* WHAT NEEDS TO BE DONE: Return the listing below word for word.

Raw records
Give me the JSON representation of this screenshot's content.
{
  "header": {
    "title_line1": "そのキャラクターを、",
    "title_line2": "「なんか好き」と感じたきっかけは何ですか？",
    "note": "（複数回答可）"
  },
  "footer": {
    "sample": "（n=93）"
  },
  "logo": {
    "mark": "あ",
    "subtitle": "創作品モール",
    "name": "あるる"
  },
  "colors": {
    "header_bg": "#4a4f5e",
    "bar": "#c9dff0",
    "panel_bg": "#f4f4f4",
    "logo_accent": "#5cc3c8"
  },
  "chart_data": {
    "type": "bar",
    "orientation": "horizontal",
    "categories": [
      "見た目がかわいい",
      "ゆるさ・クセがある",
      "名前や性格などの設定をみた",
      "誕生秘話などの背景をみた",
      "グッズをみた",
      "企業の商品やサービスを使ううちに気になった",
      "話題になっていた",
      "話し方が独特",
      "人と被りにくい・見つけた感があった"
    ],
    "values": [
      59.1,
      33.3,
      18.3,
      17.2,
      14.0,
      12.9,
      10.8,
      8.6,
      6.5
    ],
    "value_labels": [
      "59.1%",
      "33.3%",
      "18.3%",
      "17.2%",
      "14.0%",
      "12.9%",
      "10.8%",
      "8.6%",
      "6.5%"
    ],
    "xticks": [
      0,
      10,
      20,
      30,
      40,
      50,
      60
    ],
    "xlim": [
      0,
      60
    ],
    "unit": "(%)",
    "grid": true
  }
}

* EXPECTED OUTPUT:
Give me the JSON representation of this screenshot's content.
{
  "header": {
    "title_line1": "そのキャラクターを、",
    "title_line2": "「なんか好き」と感じたきっかけは何ですか？",
    "note": "（複数回答可）"
  },
  "footer": {
    "sample": "（n=93）"
  },
  "logo": {
    "mark": "あ",
    "subtitle": "創作品モール",
    "name": "あるる"
  },
  "colors": {
    "header_bg": "#4a4f5e",
    "bar": "#c9dff0",
    "panel_bg": "#f4f4f4",
    "logo_accent": "#5cc3c8"
  },
  "chart_data": {
    "type": "bar",
    "orientation": "horizontal",
    "categories": [
      "見た目がかわいい",
      "ゆるさ・クセがある",
      "名前や性格などの設定をみた",
      "誕生秘話などの背景をみた",
      "グッズをみた",
      "企業の商品やサービスを使ううちに気になった",
      "話題になっていた",
      "話し方が独特",
      "人と被りにくい・見つけた感があった"
    ],
    "values": [
      59.1,
      33.3,
      18.3,
      17.2,
      14.0,
      12.9,
      10.8,
      8.6,
      6.5
    ],
    "value_labels": [
      "59.1%",
      "33.3%",
      "18.3%",
      "17.2%",
      "14.0%",
      "12.9%",
      "10.8%",
      "8.6%",
      "6.5%"
    ],
    "xticks": [
      0,
      10,
      20,
      30,
      40,
      50,
      60
    ],
    "xlim": [
      0,
      60
    ],
    "unit": "(%)",
    "grid": true
  }
}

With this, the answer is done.